**What this task involves**
Write out each line exactly as given. Leave the pictures out of your copy.

**Task input**
::::::

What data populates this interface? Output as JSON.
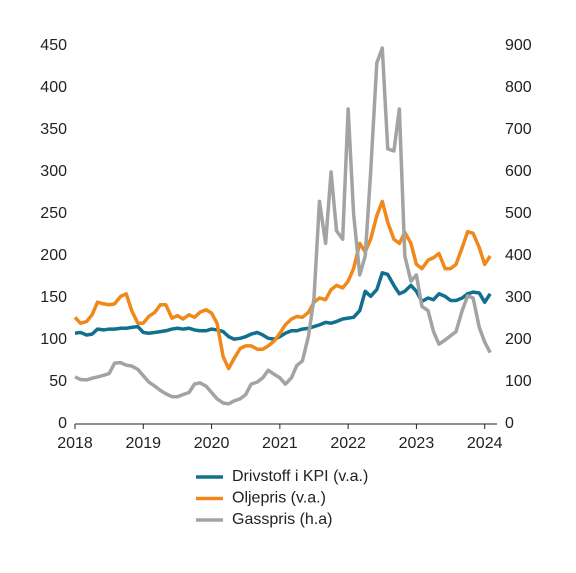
{
  "chart_data": {
    "type": "line",
    "x": [
      2018,
      2018.08,
      2018.17,
      2018.25,
      2018.33,
      2018.42,
      2018.5,
      2018.58,
      2018.67,
      2018.75,
      2018.83,
      2018.92,
      2019,
      2019.08,
      2019.17,
      2019.25,
      2019.33,
      2019.42,
      2019.5,
      2019.58,
      2019.67,
      2019.75,
      2019.83,
      2019.92,
      2020,
      2020.08,
      2020.17,
      2020.25,
      2020.33,
      2020.42,
      2020.5,
      2020.58,
      2020.67,
      2020.75,
      2020.83,
      2020.92,
      2021,
      2021.08,
      2021.17,
      2021.25,
      2021.33,
      2021.42,
      2021.5,
      2021.58,
      2021.67,
      2021.75,
      2021.83,
      2021.92,
      2022,
      2022.08,
      2022.17,
      2022.25,
      2022.33,
      2022.42,
      2022.5,
      2022.58,
      2022.67,
      2022.75,
      2022.83,
      2022.92,
      2023,
      2023.08,
      2023.17,
      2023.25,
      2023.33,
      2023.42,
      2023.5,
      2023.58,
      2023.67,
      2023.75,
      2023.83,
      2023.92,
      2024,
      2024.08
    ],
    "series": [
      {
        "name": "Drivstoff i KPI (v.a.)",
        "color": "#11708f",
        "values": [
          108,
          109,
          106,
          107,
          113,
          112,
          113,
          113,
          114,
          114,
          115,
          116,
          109,
          108,
          109,
          110,
          111,
          113,
          114,
          113,
          114,
          112,
          111,
          111,
          113,
          112,
          110,
          104,
          101,
          102,
          104,
          107,
          109,
          106,
          102,
          101,
          104,
          108,
          111,
          111,
          113,
          114,
          116,
          118,
          121,
          120,
          122,
          125,
          126,
          127,
          135,
          158,
          152,
          160,
          180,
          178,
          165,
          155,
          158,
          165,
          158,
          146,
          150,
          148,
          155,
          152,
          147,
          147,
          150,
          155,
          157,
          156,
          145,
          155
        ]
      },
      {
        "name": "Oljepris (v.a.)",
        "color": "#f0881a",
        "values": [
          127,
          120,
          122,
          130,
          145,
          143,
          142,
          143,
          152,
          155,
          135,
          120,
          120,
          128,
          133,
          142,
          142,
          126,
          129,
          125,
          130,
          127,
          133,
          136,
          132,
          120,
          80,
          66,
          78,
          90,
          93,
          93,
          89,
          89,
          93,
          99,
          108,
          118,
          125,
          128,
          127,
          133,
          145,
          150,
          148,
          160,
          165,
          162,
          170,
          185,
          215,
          205,
          220,
          248,
          265,
          240,
          220,
          215,
          228,
          215,
          190,
          185,
          195,
          198,
          203,
          185,
          185,
          190,
          210,
          229,
          227,
          210,
          190,
          200
        ]
      },
      {
        "name": "Gasspris (h.a)",
        "color": "#a3a3a3",
        "axis": "y2",
        "values": [
          112,
          106,
          105,
          109,
          112,
          116,
          120,
          145,
          146,
          140,
          138,
          130,
          115,
          100,
          90,
          80,
          72,
          65,
          65,
          70,
          75,
          95,
          98,
          90,
          75,
          60,
          50,
          48,
          55,
          60,
          70,
          95,
          100,
          110,
          128,
          118,
          110,
          95,
          110,
          140,
          150,
          210,
          300,
          530,
          430,
          600,
          460,
          440,
          750,
          500,
          355,
          400,
          600,
          860,
          895,
          655,
          650,
          750,
          400,
          340,
          355,
          280,
          270,
          220,
          190,
          200,
          210,
          220,
          270,
          305,
          300,
          230,
          195,
          170
        ]
      }
    ],
    "xlim": [
      2018,
      2024.18
    ],
    "xticks": [
      2018,
      2019,
      2020,
      2021,
      2022,
      2023,
      2024
    ],
    "ylim": [
      0,
      450
    ],
    "yticks": [
      0,
      50,
      100,
      150,
      200,
      250,
      300,
      350,
      400,
      450
    ],
    "y2lim": [
      0,
      900
    ],
    "y2ticks": [
      0,
      100,
      200,
      300,
      400,
      500,
      600,
      700,
      800,
      900
    ],
    "grid": false,
    "legend": "bottom"
  }
}
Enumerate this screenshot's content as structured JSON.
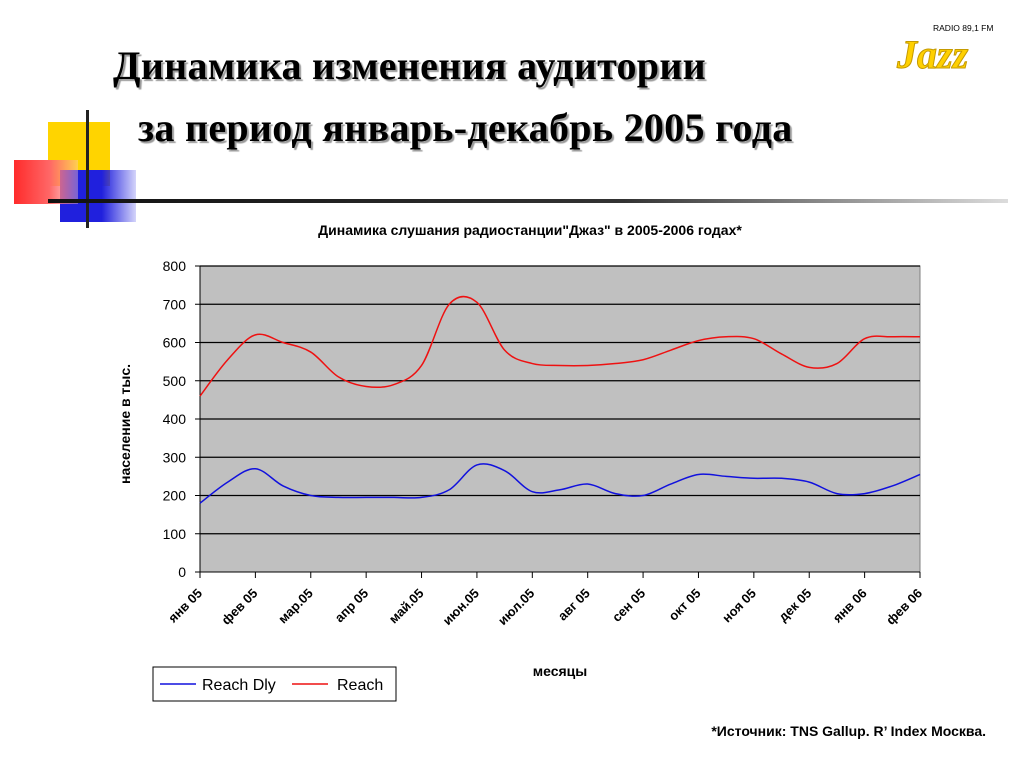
{
  "slide": {
    "title_line1": "Динамика изменения аудитории",
    "title_line2": "за период январь-декабрь 2005 года",
    "logo": {
      "top_text": "RADIO 89,1 FM",
      "word": "Jazz"
    },
    "source": "*Источник: TNS Gallup. R’ Index Москва."
  },
  "colors": {
    "accent_yellow": "#ffd400",
    "accent_red": "#ff3333",
    "accent_blue": "#2222dd",
    "plot_bg": "#c0c0c0",
    "reach": "#ee1111",
    "reach_dly": "#1111dd"
  },
  "chart_data": {
    "type": "line",
    "title": "Динамика слушания радиостанции\"Джаз\" в 2005-2006   годах*",
    "xlabel": "месяцы",
    "ylabel": "население в тыс.",
    "ylim": [
      0,
      800
    ],
    "yticks": [
      0,
      100,
      200,
      300,
      400,
      500,
      600,
      700,
      800
    ],
    "grid": true,
    "legend_position": "bottom-left",
    "categories": [
      "янв 05",
      "фев 05",
      "мар.05",
      "апр 05",
      "май.05",
      "июн.05",
      "июл.05",
      "авг 05",
      "сен 05",
      "окт 05",
      "ноя 05",
      "дек 05",
      "янв 06",
      "фев 06"
    ],
    "x": [
      0,
      0.5,
      1,
      1.5,
      2,
      2.5,
      3,
      3.5,
      4,
      4.5,
      5,
      5.5,
      6,
      6.5,
      7,
      7.5,
      8,
      8.5,
      9,
      9.5,
      10,
      10.5,
      11,
      11.5,
      12,
      12.5,
      13
    ],
    "series": [
      {
        "name": "Reach Dly",
        "color": "#1111dd",
        "values": [
          180,
          235,
          270,
          225,
          200,
          195,
          195,
          195,
          195,
          215,
          280,
          265,
          210,
          215,
          230,
          205,
          200,
          230,
          255,
          250,
          245,
          245,
          235,
          205,
          205,
          225,
          255
        ]
      },
      {
        "name": "Reach",
        "color": "#ee1111",
        "values": [
          460,
          555,
          620,
          600,
          575,
          510,
          485,
          490,
          540,
          700,
          705,
          580,
          545,
          540,
          540,
          545,
          555,
          580,
          605,
          615,
          610,
          570,
          535,
          545,
          610,
          615,
          615
        ]
      }
    ]
  }
}
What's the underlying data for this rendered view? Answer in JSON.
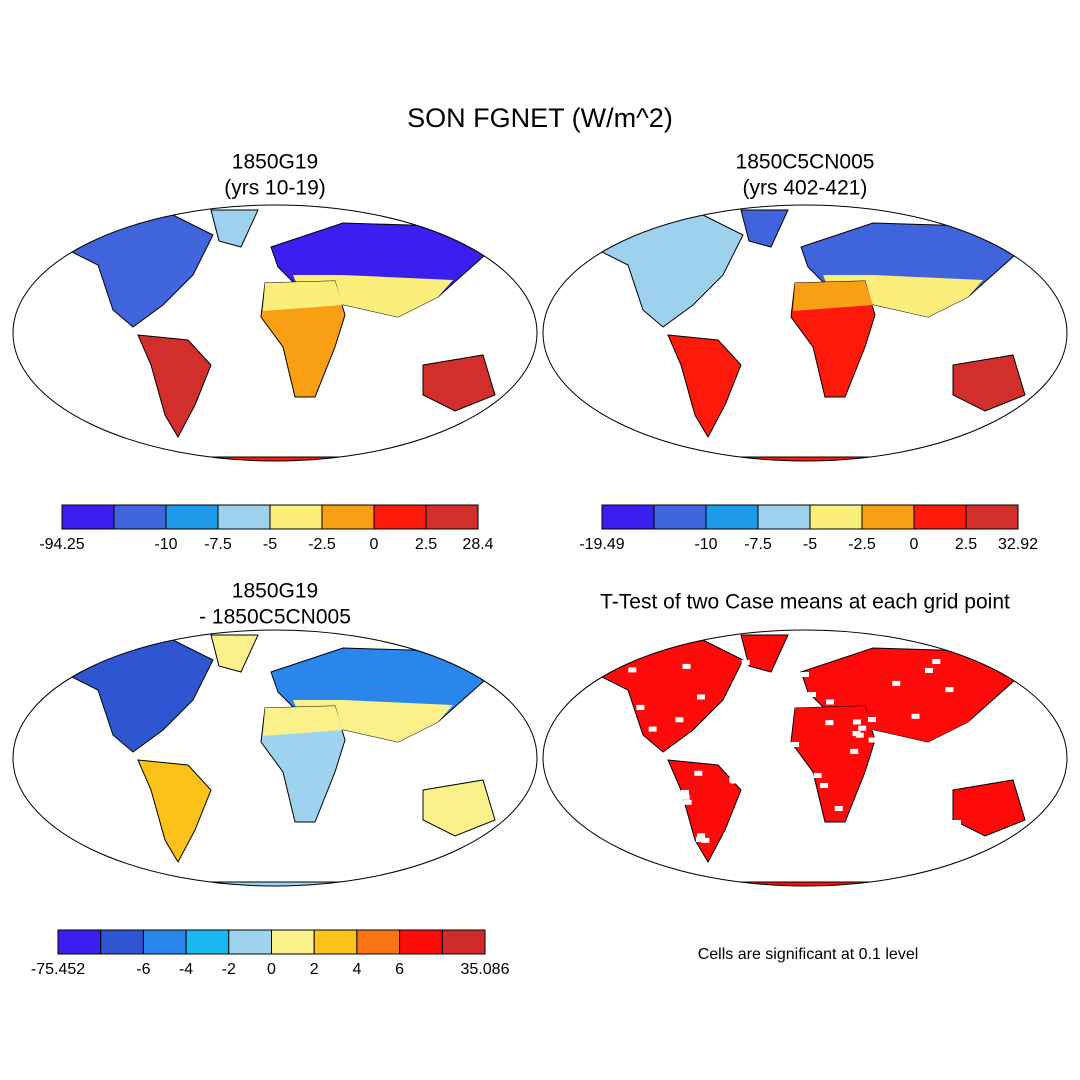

::::::

**Solved exercise**
What data populates this interface? Output as JSON.
{
  "chart_data": {
    "type": "line",
    "x": [
      2018,
      2018.08,
      2018.17,
      2018.25,
      2018.33,
      2018.42,
      2018.5,
      2018.58,
      2018.67,
      2018.75,
      2018.83,
      2018.92,
      2019,
      2019.08,
      2019.17,
      2019.25,
      2019.33,
      2019.42,
      2019.5,
      2019.58,
      2019.67,
      2019.75,
      2019.83,
      2019.92,
      2020,
      2020.08,
      2020.17,
      2020.25,
      2020.33,
      2020.42,
      2020.5,
      2020.58,
      2020.67,
      2020.75,
      2020.83,
      2020.92,
      2021,
      2021.08,
      2021.17,
      2021.25,
      2021.33,
      2021.42,
      2021.5,
      2021.58,
      2021.67,
      2021.75,
      2021.83,
      2021.92,
      2022,
      2022.08,
      2022.17,
      2022.25,
      2022.33,
      2022.42,
      2022.5,
      2022.58,
      2022.67,
      2022.75,
      2022.83,
      2022.92,
      2023,
      2023.08,
      2023.17,
      2023.25,
      2023.33,
      2023.42,
      2023.5,
      2023.58,
      2023.67,
      2023.75,
      2023.83,
      2023.92,
      2024,
      2024.08
    ],
    "series": [
      {
        "name": "Drivstoff i KPI (v.a.)",
        "color": "#11708f",
        "values": [
          108,
          109,
          106,
          107,
          113,
          112,
          113,
          113,
          114,
          114,
          115,
          116,
          109,
          108,
          109,
          110,
          111,
          113,
          114,
          113,
          114,
          112,
          111,
          111,
          113,
          112,
          110,
          104,
          101,
          102,
          104,
          107,
          109,
          106,
          102,
          101,
          104,
          108,
          111,
          111,
          113,
          114,
          116,
          118,
          121,
          120,
          122,
          125,
          126,
          127,
          135,
          158,
          152,
          160,
          180,
          178,
          165,
          155,
          158,
          165,
          158,
          146,
          150,
          148,
          155,
          152,
          147,
          147,
          150,
          155,
          157,
          156,
          145,
          155
        ]
      },
      {
        "name": "Oljepris (v.a.)",
        "color": "#f0881a",
        "values": [
          127,
          120,
          122,
          130,
          145,
          143,
          142,
          143,
          152,
          155,
          135,
          120,
          120,
          128,
          133,
          142,
          142,
          126,
          129,
          125,
          130,
          127,
          133,
          136,
          132,
          120,
          80,
          66,
          78,
          90,
          93,
          93,
          89,
          89,
          93,
          99,
          108,
          118,
          125,
          128,
          127,
          133,
          145,
          150,
          148,
          160,
          165,
          162,
          170,
          185,
          215,
          205,
          220,
          248,
          265,
          240,
          220,
          215,
          228,
          215,
          190,
          185,
          195,
          198,
          203,
          185,
          185,
          190,
          210,
          229,
          227,
          210,
          190,
          200
        ]
      },
      {
        "name": "Gasspris (h.a)",
        "color": "#a3a3a3",
        "axis": "y2",
        "values": [
          112,
          106,
          105,
          109,
          112,
          116,
          120,
          145,
          146,
          140,
          138,
          130,
          115,
          100,
          90,
          80,
          72,
          65,
          65,
          70,
          75,
          95,
          98,
          90,
          75,
          60,
          50,
          48,
          55,
          60,
          70,
          95,
          100,
          110,
          128,
          118,
          110,
          95,
          110,
          140,
          150,
          210,
          300,
          530,
          430,
          600,
          460,
          440,
          750,
          500,
          355,
          400,
          600,
          860,
          895,
          655,
          650,
          750,
          400,
          340,
          355,
          280,
          270,
          220,
          190,
          200,
          210,
          220,
          270,
          305,
          300,
          230,
          195,
          170
        ]
      }
    ],
    "xlim": [
      2018,
      2024.18
    ],
    "xticks": [
      2018,
      2019,
      2020,
      2021,
      2022,
      2023,
      2024
    ],
    "ylim": [
      0,
      450
    ],
    "yticks": [
      0,
      50,
      100,
      150,
      200,
      250,
      300,
      350,
      400,
      450
    ],
    "y2lim": [
      0,
      900
    ],
    "y2ticks": [
      0,
      100,
      200,
      300,
      400,
      500,
      600,
      700,
      800,
      900
    ],
    "grid": false,
    "legend": "bottom"
  }
}
Enumerate this screenshot's content as structured JSON.
{
  "slide": {
    "title_line1": "Динамика изменения аудитории",
    "title_line2": "за период январь-декабрь 2005 года",
    "logo": {
      "top_text": "RADIO 89,1 FM",
      "word": "Jazz"
    },
    "source": "*Источник: TNS Gallup. R’ Index Москва."
  },
  "colors": {
    "accent_yellow": "#ffd400",
    "accent_red": "#ff3333",
    "accent_blue": "#2222dd",
    "plot_bg": "#c0c0c0",
    "reach": "#ee1111",
    "reach_dly": "#1111dd"
  },
  "chart_data": {
    "type": "line",
    "title": "Динамика слушания радиостанции\"Джаз\" в 2005-2006   годах*",
    "xlabel": "месяцы",
    "ylabel": "население в тыс.",
    "ylim": [
      0,
      800
    ],
    "yticks": [
      0,
      100,
      200,
      300,
      400,
      500,
      600,
      700,
      800
    ],
    "grid": true,
    "legend_position": "bottom-left",
    "categories": [
      "янв 05",
      "фев 05",
      "мар.05",
      "апр 05",
      "май.05",
      "июн.05",
      "июл.05",
      "авг 05",
      "сен 05",
      "окт 05",
      "ноя 05",
      "дек 05",
      "янв 06",
      "фев 06"
    ],
    "x": [
      0,
      0.5,
      1,
      1.5,
      2,
      2.5,
      3,
      3.5,
      4,
      4.5,
      5,
      5.5,
      6,
      6.5,
      7,
      7.5,
      8,
      8.5,
      9,
      9.5,
      10,
      10.5,
      11,
      11.5,
      12,
      12.5,
      13
    ],
    "series": [
      {
        "name": "Reach Dly",
        "color": "#1111dd",
        "values": [
          180,
          235,
          270,
          225,
          200,
          195,
          195,
          195,
          195,
          215,
          280,
          265,
          210,
          215,
          230,
          205,
          200,
          230,
          255,
          250,
          245,
          245,
          235,
          205,
          205,
          225,
          255
        ]
      },
      {
        "name": "Reach",
        "color": "#ee1111",
        "values": [
          460,
          555,
          620,
          600,
          575,
          510,
          485,
          490,
          540,
          700,
          705,
          580,
          545,
          540,
          540,
          545,
          555,
          580,
          605,
          615,
          610,
          570,
          535,
          545,
          610,
          615,
          615
        ]
      }
    ]
  }
}
What's the underlying data for this rendered view? Answer in JSON.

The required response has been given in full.